• **Instructions for the task**
Return all of the entries exactly, with nothing added or left out.

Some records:
▽
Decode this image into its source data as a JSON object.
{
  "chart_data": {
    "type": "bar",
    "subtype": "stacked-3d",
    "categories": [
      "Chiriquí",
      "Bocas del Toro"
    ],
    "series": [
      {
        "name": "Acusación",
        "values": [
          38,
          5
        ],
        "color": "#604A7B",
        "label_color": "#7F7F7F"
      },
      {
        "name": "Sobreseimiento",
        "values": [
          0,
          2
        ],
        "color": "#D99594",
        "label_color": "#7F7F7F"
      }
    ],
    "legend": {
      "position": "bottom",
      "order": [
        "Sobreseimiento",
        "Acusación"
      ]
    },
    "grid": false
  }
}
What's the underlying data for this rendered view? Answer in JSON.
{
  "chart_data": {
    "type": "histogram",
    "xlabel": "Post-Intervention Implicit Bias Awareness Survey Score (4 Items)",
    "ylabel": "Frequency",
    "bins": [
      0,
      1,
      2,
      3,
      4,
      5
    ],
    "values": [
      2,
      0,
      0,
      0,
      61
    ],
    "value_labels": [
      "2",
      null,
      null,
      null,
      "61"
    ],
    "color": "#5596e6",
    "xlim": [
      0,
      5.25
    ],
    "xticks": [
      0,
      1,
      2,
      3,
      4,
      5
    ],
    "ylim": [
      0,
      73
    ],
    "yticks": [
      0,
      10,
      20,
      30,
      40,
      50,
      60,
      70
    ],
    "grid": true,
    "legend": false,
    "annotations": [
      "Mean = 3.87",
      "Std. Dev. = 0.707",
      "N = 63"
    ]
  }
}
△
• **Result**
Decode this image into its source data as a JSON object.
{
  "chart_data": {
    "type": "bar",
    "subtype": "stacked-3d",
    "categories": [
      "Chiriquí",
      "Bocas del Toro"
    ],
    "series": [
      {
        "name": "Acusación",
        "values": [
          38,
          5
        ],
        "color": "#604A7B",
        "label_color": "#7F7F7F"
      },
      {
        "name": "Sobreseimiento",
        "values": [
          0,
          2
        ],
        "color": "#D99594",
        "label_color": "#7F7F7F"
      }
    ],
    "legend": {
      "position": "bottom",
      "order": [
        "Sobreseimiento",
        "Acusación"
      ]
    },
    "grid": false
  }
}
What's the underlying data for this rendered view? Answer in JSON.
{
  "chart_data": {
    "type": "histogram",
    "xlabel": "Post-Intervention Implicit Bias Awareness Survey Score (4 Items)",
    "ylabel": "Frequency",
    "bins": [
      0,
      1,
      2,
      3,
      4,
      5
    ],
    "values": [
      2,
      0,
      0,
      0,
      61
    ],
    "value_labels": [
      "2",
      null,
      null,
      null,
      "61"
    ],
    "color": "#5596e6",
    "xlim": [
      0,
      5.25
    ],
    "xticks": [
      0,
      1,
      2,
      3,
      4,
      5
    ],
    "ylim": [
      0,
      73
    ],
    "yticks": [
      0,
      10,
      20,
      30,
      40,
      50,
      60,
      70
    ],
    "grid": true,
    "legend": false,
    "annotations": [
      "Mean = 3.87",
      "Std. Dev. = 0.707",
      "N = 63"
    ]
  }
}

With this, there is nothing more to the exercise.